◆ **SET TASK**: Give back the full listing verbatim, apart from its images.

== RECORDS SHOWN

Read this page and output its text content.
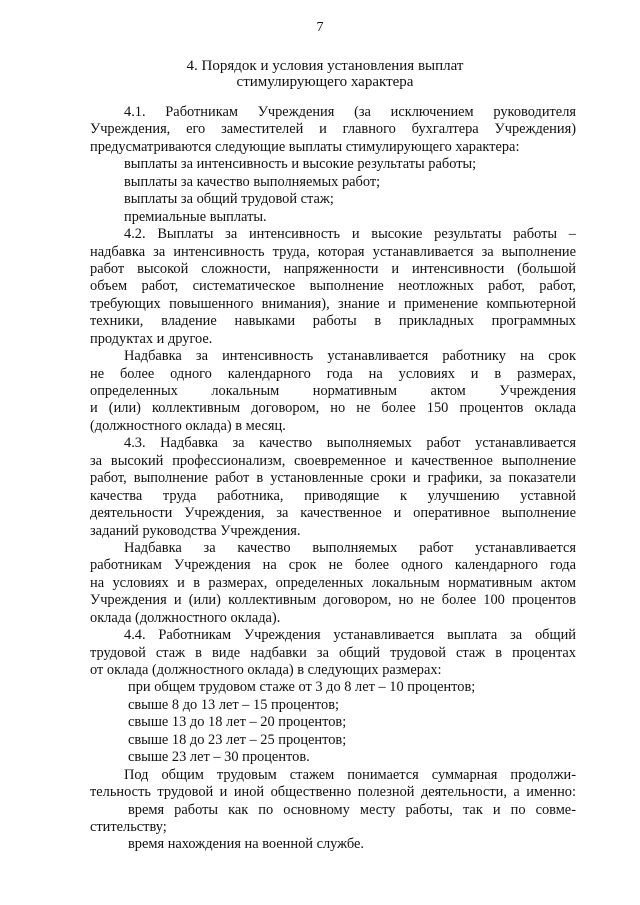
7
4. Порядок и условия установления выплат
стимулирующего характера
4.1. Работникам Учреждения (за исключением руководителя
Учреждения, его заместителей и главного бухгалтера Учреждения)
предусматриваются следующие выплаты стимулирующего характера:
выплаты за интенсивность и высокие результаты работы;
выплаты за качество выполняемых работ;
выплаты за общий трудовой стаж;
премиальные выплаты.
4.2. Выплаты за интенсивность и высокие результаты работы –
надбавка за интенсивность труда, которая устанавливается за выполнение
работ высокой сложности, напряженности и интенсивности (большой
объем работ, систематическое выполнение неотложных работ, работ,
требующих повышенного внимания), знание и применение компьютерной
техники, владение навыками работы в прикладных программных
продуктах и другое.
Надбавка за интенсивность устанавливается работнику на срок
не более одного календарного года на условиях и в размерах,
определенных локальным нормативным актом Учреждения
и (или) коллективным договором, но не более 150 процентов оклада
(должностного оклада) в месяц.
4.3. Надбавка за качество выполняемых работ устанавливается
за высокий профессионализм, своевременное и качественное выполнение
работ, выполнение работ в установленные сроки и графики, за показатели
качества труда работника, приводящие к улучшению уставной
деятельности Учреждения, за качественное и оперативное выполнение
заданий руководства Учреждения.
Надбавка за качество выполняемых работ устанавливается
работникам Учреждения на срок не более одного календарного года
на условиях и в размерах, определенных локальным нормативным актом
Учреждения и (или) коллективным договором, но не более 100 процентов
оклада (должностного оклада).
4.4. Работникам Учреждения устанавливается выплата за общий
трудовой стаж в виде надбавки за общий трудовой стаж в процентах
от оклада (должностного оклада) в следующих размерах:
при общем трудовом стаже от 3 до 8 лет – 10 процентов;
свыше 8 до 13 лет – 15 процентов;
свыше 13 до 18 лет – 20 процентов;
свыше 18 до 23 лет – 25 процентов;
свыше 23 лет – 30 процентов.
Под общим трудовым стажем понимается суммарная продолжи-
тельность трудовой и иной общественно полезной деятельности, а именно:
время работы как по основному месту работы, так и по совме-
стительству;
время нахождения на военной службе.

====

◆ **OUTPUT FOR THIS TASK**:
Read this page and output its text content.
7
4. Порядок и условия установления выплат
стимулирующего характера
4.1. Работникам Учреждения (за исключением руководителя
Учреждения, его заместителей и главного бухгалтера Учреждения)
предусматриваются следующие выплаты стимулирующего характера:
выплаты за интенсивность и высокие результаты работы;
выплаты за качество выполняемых работ;
выплаты за общий трудовой стаж;
премиальные выплаты.
4.2. Выплаты за интенсивность и высокие результаты работы –
надбавка за интенсивность труда, которая устанавливается за выполнение
работ высокой сложности, напряженности и интенсивности (большой
объем работ, систематическое выполнение неотложных работ, работ,
требующих повышенного внимания), знание и применение компьютерной
техники, владение навыками работы в прикладных программных
продуктах и другое.
Надбавка за интенсивность устанавливается работнику на срок
не более одного календарного года на условиях и в размерах,
определенных локальным нормативным актом Учреждения
и (или) коллективным договором, но не более 150 процентов оклада
(должностного оклада) в месяц.
4.3. Надбавка за качество выполняемых работ устанавливается
за высокий профессионализм, своевременное и качественное выполнение
работ, выполнение работ в установленные сроки и графики, за показатели
качества труда работника, приводящие к улучшению уставной
деятельности Учреждения, за качественное и оперативное выполнение
заданий руководства Учреждения.
Надбавка за качество выполняемых работ устанавливается
работникам Учреждения на срок не более одного календарного года
на условиях и в размерах, определенных локальным нормативным актом
Учреждения и (или) коллективным договором, но не более 100 процентов
оклада (должностного оклада).
4.4. Работникам Учреждения устанавливается выплата за общий
трудовой стаж в виде надбавки за общий трудовой стаж в процентах
от оклада (должностного оклада) в следующих размерах:
при общем трудовом стаже от 3 до 8 лет – 10 процентов;
свыше 8 до 13 лет – 15 процентов;
свыше 13 до 18 лет – 20 процентов;
свыше 18 до 23 лет – 25 процентов;
свыше 23 лет – 30 процентов.
Под общим трудовым стажем понимается суммарная продолжи-
тельность трудовой и иной общественно полезной деятельности, а именно:
время работы как по основному месту работы, так и по совме-
стительству;
время нахождения на военной службе.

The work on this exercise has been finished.